* [RECORDS]
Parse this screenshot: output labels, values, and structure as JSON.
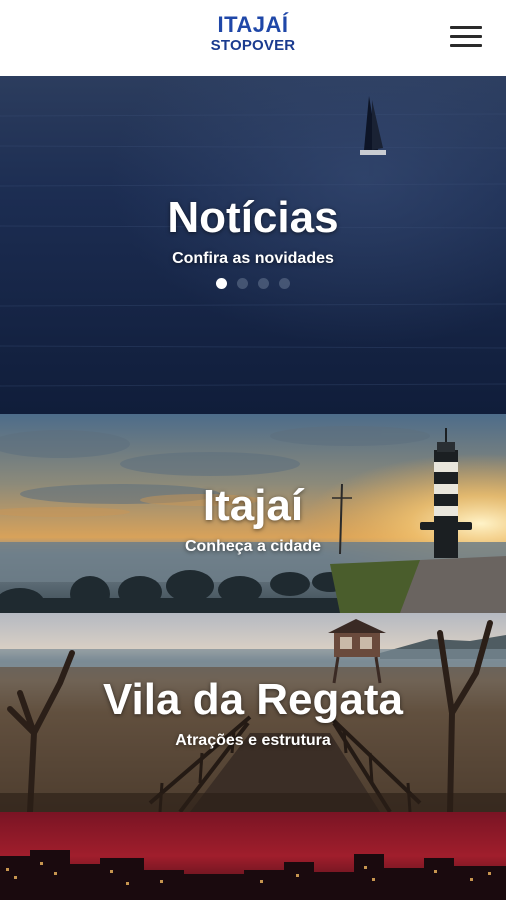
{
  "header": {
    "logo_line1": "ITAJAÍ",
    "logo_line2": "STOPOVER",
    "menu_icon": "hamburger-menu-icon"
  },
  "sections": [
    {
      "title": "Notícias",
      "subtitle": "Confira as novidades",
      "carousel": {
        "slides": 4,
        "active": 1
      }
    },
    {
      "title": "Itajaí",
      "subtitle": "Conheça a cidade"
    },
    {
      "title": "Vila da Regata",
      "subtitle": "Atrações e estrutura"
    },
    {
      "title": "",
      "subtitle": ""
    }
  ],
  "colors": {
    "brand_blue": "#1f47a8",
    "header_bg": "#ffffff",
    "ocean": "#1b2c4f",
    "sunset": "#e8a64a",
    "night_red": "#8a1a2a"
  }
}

* [EXERCISE DIRECTIONS] Transcribe the full listing above exactly, with the images removed.

* [OUTPUT OF THE TASK]
Parse this screenshot: output labels, values, and structure as JSON.
{
  "header": {
    "logo_line1": "ITAJAÍ",
    "logo_line2": "STOPOVER",
    "menu_icon": "hamburger-menu-icon"
  },
  "sections": [
    {
      "title": "Notícias",
      "subtitle": "Confira as novidades",
      "carousel": {
        "slides": 4,
        "active": 1
      }
    },
    {
      "title": "Itajaí",
      "subtitle": "Conheça a cidade"
    },
    {
      "title": "Vila da Regata",
      "subtitle": "Atrações e estrutura"
    },
    {
      "title": "",
      "subtitle": ""
    }
  ],
  "colors": {
    "brand_blue": "#1f47a8",
    "header_bg": "#ffffff",
    "ocean": "#1b2c4f",
    "sunset": "#e8a64a",
    "night_red": "#8a1a2a"
  }
}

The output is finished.